Gather up every line from the entries below that uses the word "理实交融".

### [Excerpted data]
───
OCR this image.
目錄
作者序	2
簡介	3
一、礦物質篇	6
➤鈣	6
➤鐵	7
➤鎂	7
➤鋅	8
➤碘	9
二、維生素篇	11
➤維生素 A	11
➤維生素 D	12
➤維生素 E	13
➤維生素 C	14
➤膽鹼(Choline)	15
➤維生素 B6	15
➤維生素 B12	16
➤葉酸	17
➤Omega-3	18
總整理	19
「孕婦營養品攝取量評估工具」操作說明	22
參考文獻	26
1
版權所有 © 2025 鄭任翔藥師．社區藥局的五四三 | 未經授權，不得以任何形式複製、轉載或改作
───
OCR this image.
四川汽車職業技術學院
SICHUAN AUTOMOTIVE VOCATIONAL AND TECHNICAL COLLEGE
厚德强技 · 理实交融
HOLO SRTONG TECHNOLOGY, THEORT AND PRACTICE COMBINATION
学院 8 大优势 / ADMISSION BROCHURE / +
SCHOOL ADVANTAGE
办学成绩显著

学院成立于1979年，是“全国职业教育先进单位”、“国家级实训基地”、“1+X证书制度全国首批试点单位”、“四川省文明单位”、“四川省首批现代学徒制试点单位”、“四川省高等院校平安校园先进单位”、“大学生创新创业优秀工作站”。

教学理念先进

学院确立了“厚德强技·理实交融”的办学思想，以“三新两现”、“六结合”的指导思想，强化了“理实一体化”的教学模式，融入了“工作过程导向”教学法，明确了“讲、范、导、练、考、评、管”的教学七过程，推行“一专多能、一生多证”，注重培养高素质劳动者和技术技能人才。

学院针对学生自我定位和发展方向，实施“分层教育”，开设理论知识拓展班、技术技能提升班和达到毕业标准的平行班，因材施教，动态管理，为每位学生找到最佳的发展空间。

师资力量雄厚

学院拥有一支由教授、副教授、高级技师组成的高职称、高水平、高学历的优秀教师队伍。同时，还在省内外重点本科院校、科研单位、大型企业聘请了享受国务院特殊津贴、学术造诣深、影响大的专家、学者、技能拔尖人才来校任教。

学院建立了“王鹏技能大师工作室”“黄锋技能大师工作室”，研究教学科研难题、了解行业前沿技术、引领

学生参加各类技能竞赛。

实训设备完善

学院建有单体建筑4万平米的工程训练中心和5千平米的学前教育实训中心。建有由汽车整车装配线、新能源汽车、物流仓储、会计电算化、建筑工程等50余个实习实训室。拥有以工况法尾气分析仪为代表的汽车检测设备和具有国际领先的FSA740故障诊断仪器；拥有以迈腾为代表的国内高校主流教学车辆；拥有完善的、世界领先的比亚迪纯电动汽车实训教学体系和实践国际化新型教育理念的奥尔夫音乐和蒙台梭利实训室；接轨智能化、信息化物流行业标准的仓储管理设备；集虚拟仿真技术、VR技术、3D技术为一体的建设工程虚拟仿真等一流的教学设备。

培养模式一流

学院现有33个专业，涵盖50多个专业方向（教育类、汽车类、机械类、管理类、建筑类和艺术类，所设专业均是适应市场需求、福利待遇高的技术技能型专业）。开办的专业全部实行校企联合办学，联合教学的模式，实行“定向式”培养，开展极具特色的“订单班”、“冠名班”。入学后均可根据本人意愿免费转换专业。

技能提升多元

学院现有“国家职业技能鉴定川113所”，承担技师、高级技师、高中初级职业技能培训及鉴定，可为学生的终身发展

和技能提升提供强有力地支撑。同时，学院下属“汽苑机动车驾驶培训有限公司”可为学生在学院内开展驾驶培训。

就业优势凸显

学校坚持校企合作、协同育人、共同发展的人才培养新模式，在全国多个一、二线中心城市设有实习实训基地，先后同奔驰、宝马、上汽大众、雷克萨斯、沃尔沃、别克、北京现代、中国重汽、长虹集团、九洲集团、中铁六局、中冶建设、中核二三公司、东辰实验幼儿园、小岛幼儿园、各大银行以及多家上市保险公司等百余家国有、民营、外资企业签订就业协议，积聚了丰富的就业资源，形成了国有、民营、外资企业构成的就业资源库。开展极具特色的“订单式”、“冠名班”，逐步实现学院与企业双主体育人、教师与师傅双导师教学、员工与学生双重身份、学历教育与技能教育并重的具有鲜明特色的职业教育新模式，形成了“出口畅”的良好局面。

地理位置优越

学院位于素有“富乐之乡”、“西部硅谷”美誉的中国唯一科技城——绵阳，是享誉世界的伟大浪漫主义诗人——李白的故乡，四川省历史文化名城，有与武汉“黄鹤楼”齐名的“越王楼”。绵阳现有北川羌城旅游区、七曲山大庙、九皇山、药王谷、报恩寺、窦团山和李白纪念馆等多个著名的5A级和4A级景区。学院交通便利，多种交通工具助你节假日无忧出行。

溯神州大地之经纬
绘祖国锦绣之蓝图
───
### [Solved exercise]
厚德强技 · 理实交融
学院确立了“厚德强技·理实交融”的办学思想，以“三新两现”、“六结合”的指导思想，强化了“理实一体化”的教学模式，融入了“工作过程导向”教学法，明确了“讲、范、导、练、考、评、管”的教学七过程，推行“一专多能、一生多证”，注重培养高素质劳动者和技术技能人才。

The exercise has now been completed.